_Required work_
Below are some records. Say in a single number how many of their lines include the word "table".

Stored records
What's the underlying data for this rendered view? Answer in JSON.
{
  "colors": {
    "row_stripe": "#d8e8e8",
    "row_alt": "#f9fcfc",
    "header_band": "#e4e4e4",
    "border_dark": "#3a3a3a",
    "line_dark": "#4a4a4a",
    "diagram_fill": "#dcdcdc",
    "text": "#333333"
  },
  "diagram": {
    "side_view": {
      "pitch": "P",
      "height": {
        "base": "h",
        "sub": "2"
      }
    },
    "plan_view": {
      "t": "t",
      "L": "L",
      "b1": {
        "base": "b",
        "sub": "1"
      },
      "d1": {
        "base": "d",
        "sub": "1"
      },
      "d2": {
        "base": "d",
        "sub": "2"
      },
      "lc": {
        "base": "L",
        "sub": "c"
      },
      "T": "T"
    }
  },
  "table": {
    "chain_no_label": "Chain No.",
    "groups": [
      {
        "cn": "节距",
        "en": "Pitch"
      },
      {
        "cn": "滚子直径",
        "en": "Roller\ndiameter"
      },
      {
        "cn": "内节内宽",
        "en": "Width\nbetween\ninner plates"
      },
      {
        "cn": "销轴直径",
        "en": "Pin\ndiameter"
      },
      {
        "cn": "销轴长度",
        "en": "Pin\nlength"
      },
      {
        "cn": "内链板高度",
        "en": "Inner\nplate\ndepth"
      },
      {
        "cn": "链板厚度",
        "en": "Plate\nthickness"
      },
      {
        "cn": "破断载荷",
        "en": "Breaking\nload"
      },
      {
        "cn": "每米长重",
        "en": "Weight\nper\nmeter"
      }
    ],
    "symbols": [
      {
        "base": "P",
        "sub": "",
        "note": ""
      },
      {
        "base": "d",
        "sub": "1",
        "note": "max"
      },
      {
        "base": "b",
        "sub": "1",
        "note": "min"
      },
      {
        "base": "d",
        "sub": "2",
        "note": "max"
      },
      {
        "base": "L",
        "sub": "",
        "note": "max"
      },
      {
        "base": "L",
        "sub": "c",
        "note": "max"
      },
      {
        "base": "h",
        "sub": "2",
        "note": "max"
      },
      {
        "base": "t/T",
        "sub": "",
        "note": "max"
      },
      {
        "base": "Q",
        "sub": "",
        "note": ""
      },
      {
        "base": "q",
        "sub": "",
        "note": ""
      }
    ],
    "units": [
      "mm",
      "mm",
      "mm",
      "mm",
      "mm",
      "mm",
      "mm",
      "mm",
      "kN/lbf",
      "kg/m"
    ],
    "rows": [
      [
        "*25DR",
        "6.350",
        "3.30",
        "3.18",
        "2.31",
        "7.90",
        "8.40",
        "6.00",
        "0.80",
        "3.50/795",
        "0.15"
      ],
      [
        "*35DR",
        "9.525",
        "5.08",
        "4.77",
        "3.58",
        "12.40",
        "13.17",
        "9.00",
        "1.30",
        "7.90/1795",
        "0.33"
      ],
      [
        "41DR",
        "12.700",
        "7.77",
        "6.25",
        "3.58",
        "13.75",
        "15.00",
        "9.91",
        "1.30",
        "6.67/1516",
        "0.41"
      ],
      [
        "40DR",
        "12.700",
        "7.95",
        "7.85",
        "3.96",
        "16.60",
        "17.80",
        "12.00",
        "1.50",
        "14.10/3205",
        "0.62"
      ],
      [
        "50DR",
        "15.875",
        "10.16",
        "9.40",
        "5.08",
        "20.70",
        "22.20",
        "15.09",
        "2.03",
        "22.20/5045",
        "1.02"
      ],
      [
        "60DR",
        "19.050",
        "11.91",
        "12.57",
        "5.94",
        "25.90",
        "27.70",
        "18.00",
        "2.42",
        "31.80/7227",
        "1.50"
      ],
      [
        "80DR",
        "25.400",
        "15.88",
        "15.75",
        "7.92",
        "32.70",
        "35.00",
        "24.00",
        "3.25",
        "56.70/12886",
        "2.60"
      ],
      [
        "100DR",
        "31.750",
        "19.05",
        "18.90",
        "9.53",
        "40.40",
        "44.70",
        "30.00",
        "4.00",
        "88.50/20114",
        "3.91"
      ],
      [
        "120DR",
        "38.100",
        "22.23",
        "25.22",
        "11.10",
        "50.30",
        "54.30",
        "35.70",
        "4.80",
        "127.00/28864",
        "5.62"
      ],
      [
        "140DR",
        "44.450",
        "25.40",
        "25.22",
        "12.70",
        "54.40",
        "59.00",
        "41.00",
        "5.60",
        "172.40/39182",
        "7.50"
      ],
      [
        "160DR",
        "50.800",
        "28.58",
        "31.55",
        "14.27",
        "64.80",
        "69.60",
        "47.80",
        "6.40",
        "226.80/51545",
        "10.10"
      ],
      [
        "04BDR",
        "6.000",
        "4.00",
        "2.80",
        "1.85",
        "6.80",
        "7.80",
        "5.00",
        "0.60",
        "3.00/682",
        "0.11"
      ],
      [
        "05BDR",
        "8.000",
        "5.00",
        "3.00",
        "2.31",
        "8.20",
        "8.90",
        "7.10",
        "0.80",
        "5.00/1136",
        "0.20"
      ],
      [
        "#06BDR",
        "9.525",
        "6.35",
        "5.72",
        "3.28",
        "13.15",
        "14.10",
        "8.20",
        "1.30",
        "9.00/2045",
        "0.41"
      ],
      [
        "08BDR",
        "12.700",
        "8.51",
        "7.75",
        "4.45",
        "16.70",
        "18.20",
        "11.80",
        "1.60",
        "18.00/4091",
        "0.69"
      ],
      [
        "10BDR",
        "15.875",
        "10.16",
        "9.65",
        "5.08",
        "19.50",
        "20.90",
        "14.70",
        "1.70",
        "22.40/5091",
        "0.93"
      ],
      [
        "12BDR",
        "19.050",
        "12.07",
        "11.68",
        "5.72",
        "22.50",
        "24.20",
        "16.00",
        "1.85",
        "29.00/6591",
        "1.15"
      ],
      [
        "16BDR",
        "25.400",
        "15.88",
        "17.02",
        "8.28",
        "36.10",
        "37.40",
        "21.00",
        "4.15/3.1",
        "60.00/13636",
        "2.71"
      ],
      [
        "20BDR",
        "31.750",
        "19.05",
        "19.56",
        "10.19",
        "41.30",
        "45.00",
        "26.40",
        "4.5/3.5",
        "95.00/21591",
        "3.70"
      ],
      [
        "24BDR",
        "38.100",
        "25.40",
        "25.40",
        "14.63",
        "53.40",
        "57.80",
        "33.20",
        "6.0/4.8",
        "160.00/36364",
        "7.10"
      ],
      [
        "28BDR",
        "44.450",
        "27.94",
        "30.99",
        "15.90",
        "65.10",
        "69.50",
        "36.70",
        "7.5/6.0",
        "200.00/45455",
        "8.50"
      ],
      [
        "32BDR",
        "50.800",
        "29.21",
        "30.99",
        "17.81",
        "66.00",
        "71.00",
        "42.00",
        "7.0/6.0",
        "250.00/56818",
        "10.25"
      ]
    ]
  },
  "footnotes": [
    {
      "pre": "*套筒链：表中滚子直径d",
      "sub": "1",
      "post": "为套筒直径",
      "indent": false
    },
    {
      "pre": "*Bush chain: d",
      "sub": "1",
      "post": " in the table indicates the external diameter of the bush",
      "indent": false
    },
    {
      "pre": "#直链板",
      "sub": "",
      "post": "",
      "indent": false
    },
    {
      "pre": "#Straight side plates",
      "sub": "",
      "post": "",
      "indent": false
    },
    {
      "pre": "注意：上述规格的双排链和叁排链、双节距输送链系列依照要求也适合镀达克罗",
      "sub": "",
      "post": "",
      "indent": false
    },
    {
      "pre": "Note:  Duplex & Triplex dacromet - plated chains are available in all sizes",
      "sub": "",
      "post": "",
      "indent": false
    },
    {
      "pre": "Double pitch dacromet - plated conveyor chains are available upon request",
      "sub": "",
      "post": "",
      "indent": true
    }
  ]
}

_Task solution_
2